[What you are asked to do]: An exact copy of all the data is required, with pictures left out.

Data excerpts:
◆ ◆ ◆ ◆ ◆ ◆ ◆
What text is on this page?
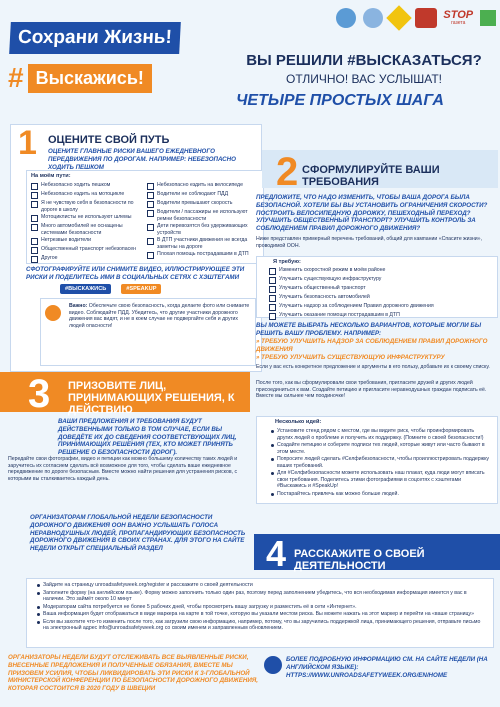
STOP
газета
Сохрани Жизнь!
# Выскажись!
ВЫ РЕШИЛИ #ВЫСКАЗАТЬСЯ?
ОТЛИЧНО! ВАС УСЛЫШАТ!
ЧЕТЫРЕ ПРОСТЫХ ШАГА
1 ОЦЕНИТЕ СВОЙ ПУТЬ
ОЦЕНИТЕ ГЛАВНЫЕ РИСКИ ВАШЕГО ЕЖЕДНЕВНОГО ПЕРЕДВИЖЕНИЯ ПО ДОРОГАМ. НАПРИМЕР: НЕБЕЗОПАСНО ХОДИТЬ ПЕШКОМ
На моём пути:
Небезопасно ходить пешком
Небезопасно ездить на мотоцикле
Я не чувствую себя в безопасности по дороге в школу
Мотоциклисты не используют шлемы
Много автомобилей не оснащены системами безопасности
Нетрезвые водители
Общественный транспорт небезопасен
Другое
Небезопасно ездить на велосипеде
Водители не соблюдают ПДД
Водители превышают скорость
Водители / пассажиры не используют ремни безопасности
Дети перевозятся без удерживающих устройств
В ДТП участники движения не всегда заметны на дороге
Плохая помощь пострадавшим в ДТП
СФОТОГРАФИРУЙТЕ ИЛИ СНИМИТЕ ВИДЕО, ИЛЛЮСТРИРУЮЩЕЕ ЭТИ РИСКИ И ПОДЕЛИТЕСЬ ИМИ В СОЦИАЛЬНЫХ СЕТЯХ С ХЭШТЕГАМИ
#ВЫСКАЖИСЬ	#SPEAKUP
Важно: Обеспечьте свою безопасность, когда делаете фото или снимаете видео. Соблюдайте ПДД. Убедитесь, что другие участники дорожного движения вас видят, и не в коем случае не подвергайте себя и других людей опасности!
2 СФОРМУЛИРУЙТЕ ВАШИ ТРЕБОВАНИЯ
ПРЕДЛОЖИТЕ, ЧТО НАДО ИЗМЕНИТЬ, ЧТОБЫ ВАША ДОРОГА БЫЛА БЕЗОПАСНОЙ. ХОТЕЛИ БЫ ВЫ УСТАНОВИТЬ ОГРАНИЧЕНИЯ СКОРОСТИ? ПОСТРОИТЬ ВЕЛОСИПЕДНУЮ ДОРОЖКУ, ПЕШЕХОДНЫЙ ПЕРЕХОД? УЛУЧШИТЬ ОБЩЕСТВЕННЫЙ ТРАНСПОРТ? УЛУЧШИТЬ КОНТРОЛЬ ЗА СОБЛЮДЕНИЕМ ПРАВИЛ ДОРОЖНОГО ДВИЖЕНИЯ?
Ниже представлен примерный перечень требований, общий для кампании «Спасите жизни», проводимой ООН.
Я требую:
Изменить скоростной режим в моём районе
Улучшить существующую инфраструктуру
Улучшить общественный транспорт
Улучшить безопасность автомобилей
Улучшить надзор за соблюдением Правил дорожного движения
Улучшить оказание помощи пострадавшим в ДТП
ВЫ МОЖЕТЕ ВЫБРАТЬ НЕСКОЛЬКО ВАРИАНТОВ, КОТОРЫЕ МОГЛИ БЫ РЕШИТЬ ВАШУ ПРОБЛЕМУ. НАПРИМЕР:
» ТРЕБУЮ УЛУЧШИТЬ НАДЗОР ЗА СОБЛЮДЕНИЕМ ПРАВИЛ ДОРОЖНОГО ДВИЖЕНИЯ
» ТРЕБУЮ УЛУЧШИТЬ СУЩЕСТВУЮЩУЮ ИНФРАСТРУКТУРУ
Если у вас есть конкретное предложение и аргументы в его пользу, добавьте их к своему списку.
После того, как вы сформулировали свои требования, пригласите друзей и других людей присоединиться к вам. Создайте петицию и пригласите неравнодушных граждан подписать её. Вместе мы сильнее чем поодиночке!
Несколько идей:
Установите стенд рядом с местом, где вы видите риск, чтобы проинформировать других людей о проблеме и получить их поддержку. (Помните о своей безопасности!)
Создайте петицию и соберите подписи тех людей, которые живут или часто бывают в этом месте.
Попросите людей сделать #Селфибезопасности, чтобы проиллюстрировать поддержку ваших требований.
Для #Селфибезопасности можете использовать наш плакат, куда люди могут вписать свои требования. Поделитесь этими фотографиями в соцсетях с хэштегами #Выскажись и #SpeakUp!
Постарайтесь привлечь как можно больше людей.
3 ПРИЗОВИТЕ ЛИЦ, ПРИНИМАЮЩИХ РЕШЕНИЯ, К ДЕЙСТВИЮ
ВАШИ ПРЕДЛОЖЕНИЯ И ТРЕБОВАНИЯ БУДУТ ДЕЙСТВЕННЫМИ ТОЛЬКО В ТОМ СЛУЧАЕ, ЕСЛИ ВЫ ДОВЕДЁТЕ ИХ ДО СВЕДЕНИЯ СООТВЕТСТВУЮЩИХ ЛИЦ, ПРИНИМАЮЩИХ РЕШЕНИЯ (ТЕХ, КТО МОЖЕТ ПРИНЯТЬ РЕШЕНИЕ О БЕЗОПАСНОСТИ ДОРОГ).
Передайте свои фотографии, видео и петиции как можно большему количеству таких людей и заручитесь их согласием сделать всё возможное для того, чтобы сделать ваше ежедневное передвижение по дороге безопасным. Вместе можно найти решения для устранения рисков, с которыми вы сталкиваетесь каждый день.
ОРГАНИЗАТОРАМ ГЛОБАЛЬНОЙ НЕДЕЛИ БЕЗОПАСНОСТИ ДОРОЖНОГО ДВИЖЕНИЯ ООН ВАЖНО УСЛЫШАТЬ ГОЛОСА НЕРАВНОДУШНЫХ ЛЮДЕЙ, ПРОПАГАНДИРУЮЩИХ БЕЗОПАСНОСТЬ ДОРОЖНОГО ДВИЖЕНИЯ В СВОИХ СТРАНАХ. ДЛЯ ЭТОГО НА САЙТЕ НЕДЕЛИ ОТКРЫТ СПЕЦИАЛЬНЫЙ РАЗДЕЛ	4 РАССКАЖИТЕ О СВОЕЙ ДЕЯТЕЛЬНОСТИ
Зайдите на страницу unroadsafetyweek.org/register и расскажите о своей деятельности
Заполните форму (на английском языке). Форму можно заполнить только один раз, поэтому перед заполнением убедитесь, что вся необходимая информация имеется у вас в наличии. Это займёт около 10 минут
Модераторам сайта потребуется не более 5 рабочих дней, чтобы просмотреть вашу загрузку и разместить её в сети «Интернет».
Ваша информация будет отображаться в виде маркера на карте в той точке, которую вы указали местом риска. Вы можете нажать на этот маркер и перейти на «ваше страницу»
Если вы захотите что-то изменить после того, как загрузили свою информацию, например, потому, что вы заручились поддержкой лица, принимающего решения, отправьте письмо на электронный адрес info@unroadsafetyweek.org со своим именем и заправленным обновлением.
ОРГАНИЗАТОРЫ НЕДЕЛИ БУДУТ ОТСЛЕЖИВАТЬ ВСЕ ВЫЯВЛЕННЫЕ РИСКИ, ВНЕСЕННЫЕ ПРЕДЛОЖЕНИЯ И ПОЛУЧЕННЫЕ ОБЯЗАНИЯ, ВМЕСТЕ МЫ ПРИЗОВЕМ УСИЛИЯ, ЧТОБЫ ЛИКВИДИРОВАТЬ ЭТИ РИСКИ К 3-ГЛОБАЛЬНОЙ МИНИСТЕРСКОЙ КОНФЕРЕНЦИИ ПО БЕЗОПАСНОСТИ ДОРОЖНОГО ДВИЖЕНИЯ, КОТОРАЯ СОСТОИТСЯ В 2020 ГОДУ В ШВЕЦИИ
БОЛЕЕ ПОДРОБНУЮ ИНФОРМАЦИЮ СМ. НА САЙТЕ НЕДЕЛИ (НА АНГЛИЙСКОМ ЯЗЫКЕ): HTTPS://WWW.UNROADSAFETYWEEK.ORG/EN/HOME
◆ ◆ ◆ ◆ ◆ ◆ ◆
[Answer below]:
What text is on this page?
STOP
газета
Сохрани Жизнь!
# Выскажись!
ВЫ РЕШИЛИ #ВЫСКАЗАТЬСЯ?
ОТЛИЧНО! ВАС УСЛЫШАТ!
ЧЕТЫРЕ ПРОСТЫХ ШАГА
1 ОЦЕНИТЕ СВОЙ ПУТЬ
ОЦЕНИТЕ ГЛАВНЫЕ РИСКИ ВАШЕГО ЕЖЕДНЕВНОГО ПЕРЕДВИЖЕНИЯ ПО ДОРОГАМ. НАПРИМЕР: НЕБЕЗОПАСНО ХОДИТЬ ПЕШКОМ
На моём пути:
Небезопасно ходить пешком
Небезопасно ездить на мотоцикле
Я не чувствую себя в безопасности по дороге в школу
Мотоциклисты не используют шлемы
Много автомобилей не оснащены системами безопасности
Нетрезвые водители
Общественный транспорт небезопасен
Другое
Небезопасно ездить на велосипеде
Водители не соблюдают ПДД
Водители превышают скорость
Водители / пассажиры не используют ремни безопасности
Дети перевозятся без удерживающих устройств
В ДТП участники движения не всегда заметны на дороге
Плохая помощь пострадавшим в ДТП
СФОТОГРАФИРУЙТЕ ИЛИ СНИМИТЕ ВИДЕО, ИЛЛЮСТРИРУЮЩЕЕ ЭТИ РИСКИ И ПОДЕЛИТЕСЬ ИМИ В СОЦИАЛЬНЫХ СЕТЯХ С ХЭШТЕГАМИ
#ВЫСКАЖИСЬ	#SPEAKUP
Важно: Обеспечьте свою безопасность, когда делаете фото или снимаете видео. Соблюдайте ПДД. Убедитесь, что другие участники дорожного движения вас видят, и не в коем случае не подвергайте себя и других людей опасности!
2 СФОРМУЛИРУЙТЕ ВАШИ ТРЕБОВАНИЯ
ПРЕДЛОЖИТЕ, ЧТО НАДО ИЗМЕНИТЬ, ЧТОБЫ ВАША ДОРОГА БЫЛА БЕЗОПАСНОЙ. ХОТЕЛИ БЫ ВЫ УСТАНОВИТЬ ОГРАНИЧЕНИЯ СКОРОСТИ? ПОСТРОИТЬ ВЕЛОСИПЕДНУЮ ДОРОЖКУ, ПЕШЕХОДНЫЙ ПЕРЕХОД? УЛУЧШИТЬ ОБЩЕСТВЕННЫЙ ТРАНСПОРТ? УЛУЧШИТЬ КОНТРОЛЬ ЗА СОБЛЮДЕНИЕМ ПРАВИЛ ДОРОЖНОГО ДВИЖЕНИЯ?
Ниже представлен примерный перечень требований, общий для кампании «Спасите жизни», проводимой ООН.
Я требую:
Изменить скоростной режим в моём районе
Улучшить существующую инфраструктуру
Улучшить общественный транспорт
Улучшить безопасность автомобилей
Улучшить надзор за соблюдением Правил дорожного движения
Улучшить оказание помощи пострадавшим в ДТП
ВЫ МОЖЕТЕ ВЫБРАТЬ НЕСКОЛЬКО ВАРИАНТОВ, КОТОРЫЕ МОГЛИ БЫ РЕШИТЬ ВАШУ ПРОБЛЕМУ. НАПРИМЕР:
» ТРЕБУЮ УЛУЧШИТЬ НАДЗОР ЗА СОБЛЮДЕНИЕМ ПРАВИЛ ДОРОЖНОГО ДВИЖЕНИЯ
» ТРЕБУЮ УЛУЧШИТЬ СУЩЕСТВУЮЩУЮ ИНФРАСТРУКТУРУ
Если у вас есть конкретное предложение и аргументы в его пользу, добавьте их к своему списку.
После того, как вы сформулировали свои требования, пригласите друзей и других людей присоединиться к вам. Создайте петицию и пригласите неравнодушных граждан подписать её. Вместе мы сильнее чем поодиночке!
Несколько идей:
Установите стенд рядом с местом, где вы видите риск, чтобы проинформировать других людей о проблеме и получить их поддержку. (Помните о своей безопасности!)
Создайте петицию и соберите подписи тех людей, которые живут или часто бывают в этом месте.
Попросите людей сделать #Селфибезопасности, чтобы проиллюстрировать поддержку ваших требований.
Для #Селфибезопасности можете использовать наш плакат, куда люди могут вписать свои требования. Поделитесь этими фотографиями в соцсетях с хэштегами #Выскажись и #SpeakUp!
Постарайтесь привлечь как можно больше людей.
3 ПРИЗОВИТЕ ЛИЦ, ПРИНИМАЮЩИХ РЕШЕНИЯ, К ДЕЙСТВИЮ
ВАШИ ПРЕДЛОЖЕНИЯ И ТРЕБОВАНИЯ БУДУТ ДЕЙСТВЕННЫМИ ТОЛЬКО В ТОМ СЛУЧАЕ, ЕСЛИ ВЫ ДОВЕДЁТЕ ИХ ДО СВЕДЕНИЯ СООТВЕТСТВУЮЩИХ ЛИЦ, ПРИНИМАЮЩИХ РЕШЕНИЯ (ТЕХ, КТО МОЖЕТ ПРИНЯТЬ РЕШЕНИЕ О БЕЗОПАСНОСТИ ДОРОГ).
Передайте свои фотографии, видео и петиции как можно большему количеству таких людей и заручитесь их согласием сделать всё возможное для того, чтобы сделать ваше ежедневное передвижение по дороге безопасным. Вместе можно найти решения для устранения рисков, с которыми вы сталкиваетесь каждый день.
ОРГАНИЗАТОРАМ ГЛОБАЛЬНОЙ НЕДЕЛИ БЕЗОПАСНОСТИ ДОРОЖНОГО ДВИЖЕНИЯ ООН ВАЖНО УСЛЫШАТЬ ГОЛОСА НЕРАВНОДУШНЫХ ЛЮДЕЙ, ПРОПАГАНДИРУЮЩИХ БЕЗОПАСНОСТЬ ДОРОЖНОГО ДВИЖЕНИЯ В СВОИХ СТРАНАХ. ДЛЯ ЭТОГО НА САЙТЕ НЕДЕЛИ ОТКРЫТ СПЕЦИАЛЬНЫЙ РАЗДЕЛ	4 РАССКАЖИТЕ О СВОЕЙ ДЕЯТЕЛЬНОСТИ
Зайдите на страницу unroadsafetyweek.org/register и расскажите о своей деятельности
Заполните форму (на английском языке). Форму можно заполнить только один раз, поэтому перед заполнением убедитесь, что вся необходимая информация имеется у вас в наличии. Это займёт около 10 минут
Модераторам сайта потребуется не более 5 рабочих дней, чтобы просмотреть вашу загрузку и разместить её в сети «Интернет».
Ваша информация будет отображаться в виде маркера на карте в той точке, которую вы указали местом риска. Вы можете нажать на этот маркер и перейти на «ваше страницу»
Если вы захотите что-то изменить после того, как загрузили свою информацию, например, потому, что вы заручились поддержкой лица, принимающего решения, отправьте письмо на электронный адрес info@unroadsafetyweek.org со своим именем и заправленным обновлением.
ОРГАНИЗАТОРЫ НЕДЕЛИ БУДУТ ОТСЛЕЖИВАТЬ ВСЕ ВЫЯВЛЕННЫЕ РИСКИ, ВНЕСЕННЫЕ ПРЕДЛОЖЕНИЯ И ПОЛУЧЕННЫЕ ОБЯЗАНИЯ, ВМЕСТЕ МЫ ПРИЗОВЕМ УСИЛИЯ, ЧТОБЫ ЛИКВИДИРОВАТЬ ЭТИ РИСКИ К 3-ГЛОБАЛЬНОЙ МИНИСТЕРСКОЙ КОНФЕРЕНЦИИ ПО БЕЗОПАСНОСТИ ДОРОЖНОГО ДВИЖЕНИЯ, КОТОРАЯ СОСТОИТСЯ В 2020 ГОДУ В ШВЕЦИИ
БОЛЕЕ ПОДРОБНУЮ ИНФОРМАЦИЮ СМ. НА САЙТЕ НЕДЕЛИ (НА АНГЛИЙСКОМ ЯЗЫКЕ): HTTPS://WWW.UNROADSAFETYWEEK.ORG/EN/HOME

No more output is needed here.